## EXTRACTED TEXT
========================================

Subject Re: Trying to run TrackStudio :-)
Author the_a_rioch
> > True. That might ask for two-step connect.
> > Conect with NONE, read default charset. Reconnect.
>
> This is not going to happen, for local connections this might be fine,
> but for remote connections it already has some performance implications
> as it will take several roundtrips.

Is it common setup that Java app connects directly to FB server over long multi-hop network, rather than intranet LAN, without some intermediate middleware ?

May this behaviour be optional maybe?
For i saw double-connection in similar pattern for implementing user/passwords layer independent from server's one. Program probes for given credentials, if they suit it it reads the ROLE and server's credentials and reconnects.

In some setups that could make connections slow, but IMHO they are not typical, though of course we typically saw FBs in different niches.

> >> Also, the connection
> >> characterset does not have to match the database characterset at all
> >
> > Sure. If user overrode connection charset - just obey.
> > But if he omitted it, why not to choose best default ?
>
> To be honest, I am not entirely happy with the way it works now. But the
> thing is: using NONE as the connection characteret if none is specified
> is probably the only best default there is.

I think it is not, but this sub-branch seems to split again. I wrote in previous mail why not.
Up to the point that i tend to think that better alternative could be refusing to connect until charset specified, even in form ?encoding=GO-GUESS-I-APPROVE-IT

> >> (firebird server will translate between db charset and connection
> >> charset; if possible).
> >
> > But - if to believe Kuzmenko - not for BLOBs, only for VARCHARs.
> > Or - another thread at 2.0 times on russian Python forum - BLOB conversion was planned for some future, but not for released to that date servers.
> > Dunno if that still applies to FB 2.1.x or 2.5.x
>
> Actually, blobs are always sent in their defined characterset

with that characterset bundled, or driver should separately query "what charset it was supposed to be for column/blob-id x?")

> (a thing
> BTW which I believe Jaybird currently doesn't handle well when the blob
> characterset deviates from the connection characterset). The driver
> should take of conversion here, not Firebird.

Scanning through Jaybird_2_1_JDBC_driver_manual...
Out of line, that table of mapping between Java and FB types, could you add there numeric codes like that "-1" ?
Why for Javist it would be lame question, "use the source, Luke" for outsiders that would require an investigation "where and what to search for".

Frankly, i can't imagine how would you made enhanced Hibernate Fb Dialect, if max varchar can be 32K, 16K or 8K depending on charset and collation...

Ok, back to manual. The typo:
"This mainly applies to the cases when Cyrillic characters are stored in
the database, since each character would occupy two bytes of the network packet,
which in turn might cause additional roudtrips to the server to fetch data."

========================================

## DATA SEGMENT
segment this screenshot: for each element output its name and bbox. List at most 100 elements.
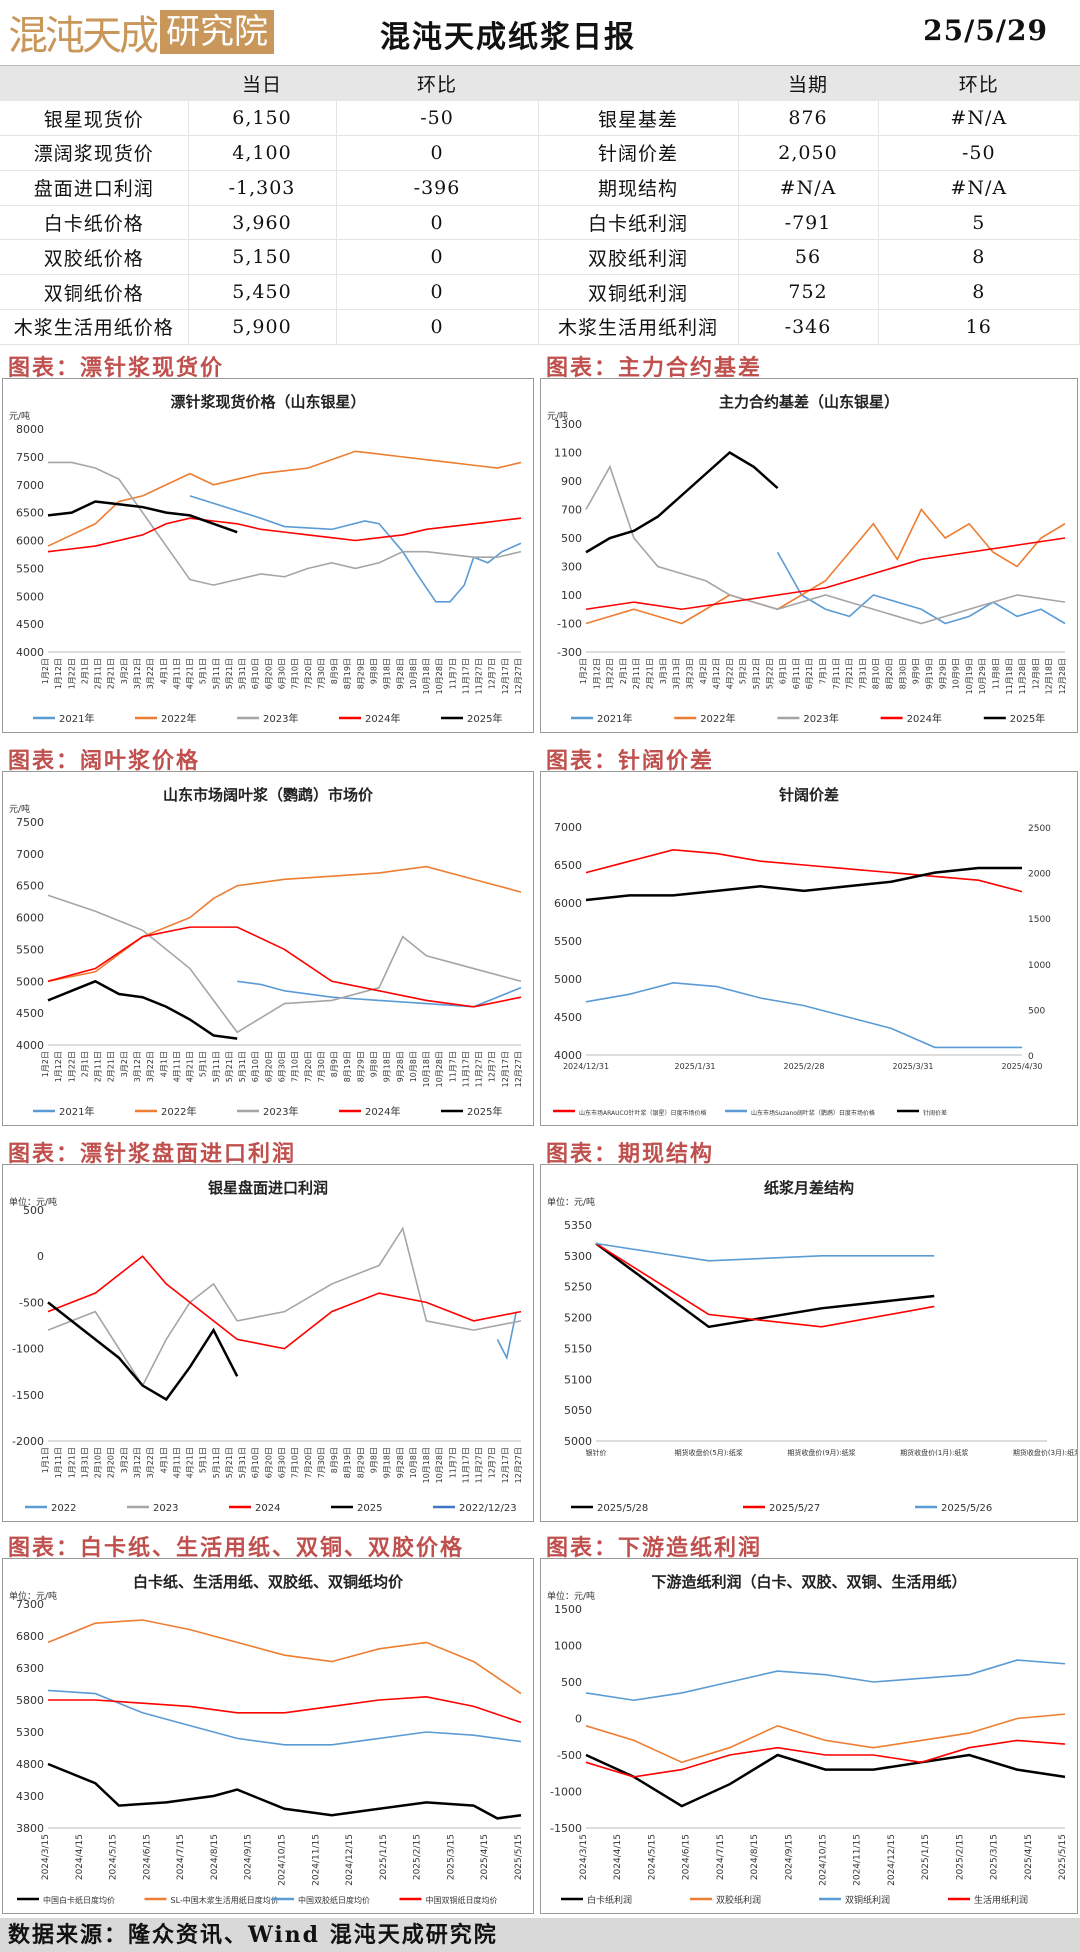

========================================

## GIVEN PROBLEM
Pick up the forum thread on Firebird connection character sets from the point where it stops, and write the next part of the post.

## RESPONSE
rouNdtrip

This probably can be alleviated by specifying larger packet size wither for TCP stack or for FB itself ?

Is it the only source of speed degradation ? I consider UTF 8 sanity check and transcoding if needed
1) neglectible for CPU is much faster than HDD
2) not needed - hence just skipped - if both connection and database are UTF8


After reading "Appendix D. Character Encodings" i think that current heuristics about NONE has just no sense at all.
There is UTF-16 charset in Java, there is some unknown charset in DB, and you introduce yet another, 3rd charset !
Okay, imagine that heavy-loaded FB server is running on Linux. Client desktops on Windows. Under this logic, there would be (assuming Russian as the language):

1) database language - unknown yet before connection. Valid guesses would be NONE, UTF8, Win1251 (if database was designed on local Delphi/IBExpert/etc Windows box, then moved to server), KOI8-R (if designed on Linux from start).
2) default OS charset (file.encoding) on server would be KOI8-R, unknown before connection
3) default OS charset (file.encoding) on client would be 1251
4) Java application internal charset would be UTF-16 (for Russian it would be the same as UCS-2, used by Windows API, if i get it right)
5) Jaybird's heuristics would ( from my POV - ignoring and overriding connection's NONE charset) assume connection charset charset of 3) which has high chances to differ from server's one.


I believe you had a rational and good thought of choice for defaults but i just cannot see any rationale behind that.
Sorry for being harsh, that is just how i really feel - completely lost on that subject.

(***************)

Now, frankly, if you want to "work to the rules", then NONE is NONE. No conversion. Yes, FB does not know about UTF-16. but... we told you that NONE is binary dump, you get what you (knowingly or unknowingly" asked for. The earlier it crash - the earlier you should know about it and fix it, when your DB is 1MB size, not 1GB size.

If u want to be flexible - assume UTF8. Those who wanna better network throughput, let them read "optimization HowTo" and fix charset in some OS-native flavor.

If u assumed UTF8 and on connection found it is legacy FB 1.x - cry warning and re-connect. Would user be bothered by 2-connecting, let him either upgrade server at last, or learn to specify connection.

Or at least, if you assumed some kind of it like KOI8 or 1251, but after connection you found that the guesswas wrong and the DB is in another connection - let it be UTF8 or non-Russian one - cry warning and reconnect. Better be slow, than crashing in best case or damaging data in worst.

(***************)

No, frankly, let's imagine i am just an average SysOp on some co-location hoster.
I know MySQL to its internals and every gotcha - just for the fact that it been using for years in LAMP.
I don't know what firebird is, i only know that some crazy client wants it when there are a lot of real servers like MySQL and PostgreSQL. But okay, he wants his fun for his mony so lets it be.
Does my BSD ports / Linux repo have a firebird package... it does. Okay, be it. Turnkey no-brainer installation complete.

Now user asks me to install some JSP web-app. Year, nop problem, did it for years.
( if u don;t like sysop/user, then assume some corporation and sysadmin/developer pair, that still have rather different experience domains)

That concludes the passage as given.